Martedì 6 novembre alle 10 (aula magna, Palazzo centrale), conversazione con il presidente di Firenze University Press

Martedì 6 novembre alle 10, nell'aula magna del Palazzo centrale dell'Università, si apre l'incontro Le University press: il libro universitario tra mercato e impresa, conversazione con il presidente di Firenze University Press e preside della facoltà di Scienze della Formazione dell'Università di Firenze Giovanni Mari.

Sin dal 2000 infatti è operativo all'Università di Firenze il progetto per lo sviluppo di un’iniziativa di editoria accademica in digitale. Dal successo di questa sperimentazione nasce, nel 2003, Firenze University Press (FUP), che nel 2004 si trasforma in Centro Editoriale di Ateneo, rafforzando il suo ruolo di Casa Editrice dell’Università di Firenze.

__DATI FORNITI__
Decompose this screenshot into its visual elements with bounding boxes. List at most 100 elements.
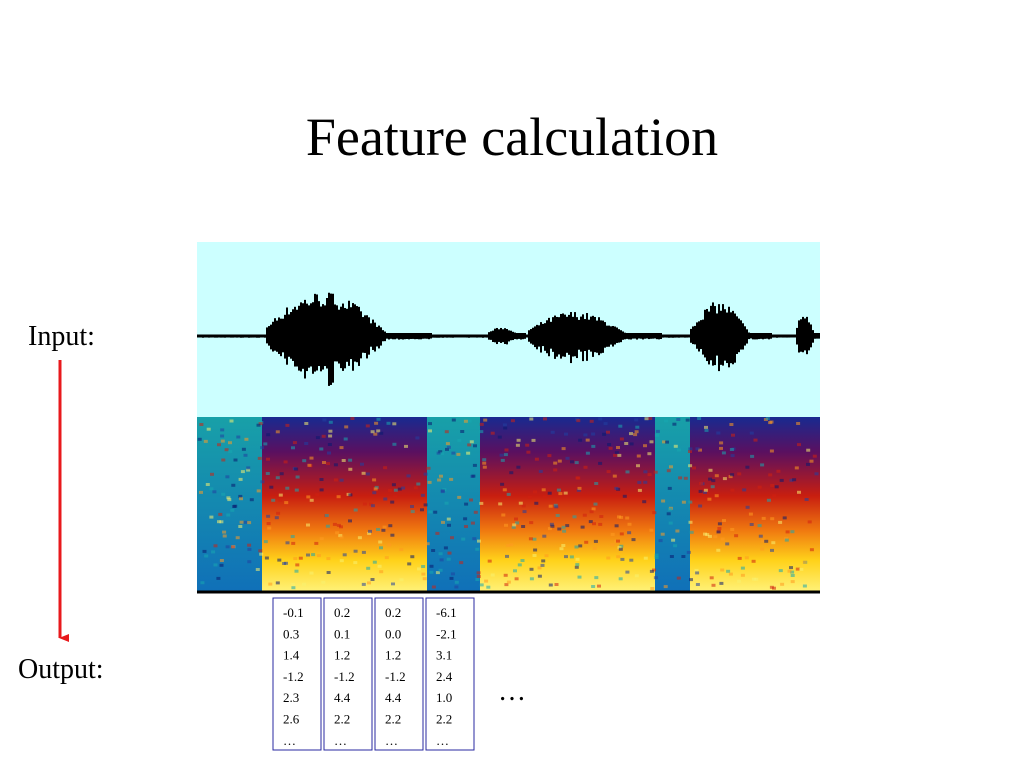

__CONSEGNE DELL'ESERCIZIO__
a - Elenca tutti gli anni che compaiono nel testo su Firenze University Press.
b - Riprendi il testo su Firenze University Press e proseguilo dopo la sua ultima frase.

__RISPOSTE ALL'ESERCIZIO__
a - 2000, 2003, 2004

b -
Aperta all’innovazione e alla sperimentazione, Firenze University Press si propone come modello di Casa editrice universitaria; collabora attivamente con docenti e ricercatori per valorizzare e diffondere la produzione scientifica e didattica; offre pubblicazioni in versione elettronica e cartacea scientificamente garantite e arricchite dal marchio dell’Università di Firenze.

L'incontro con il presidente Fup vuole pertanto rilanciare anche a Catania il progetto di una university press scientifica etnea. Al dibattito, che sarà coordinato dal prorettore dell'Università di Catania Antonio Pioletti, partecipano gli editori Mauro Bonanno e Umberto Coscarelli, il docente della facoltà di Scienze della formazione Franco Coniglione e il presidente della Tipografia universitaria Lucio Maggio.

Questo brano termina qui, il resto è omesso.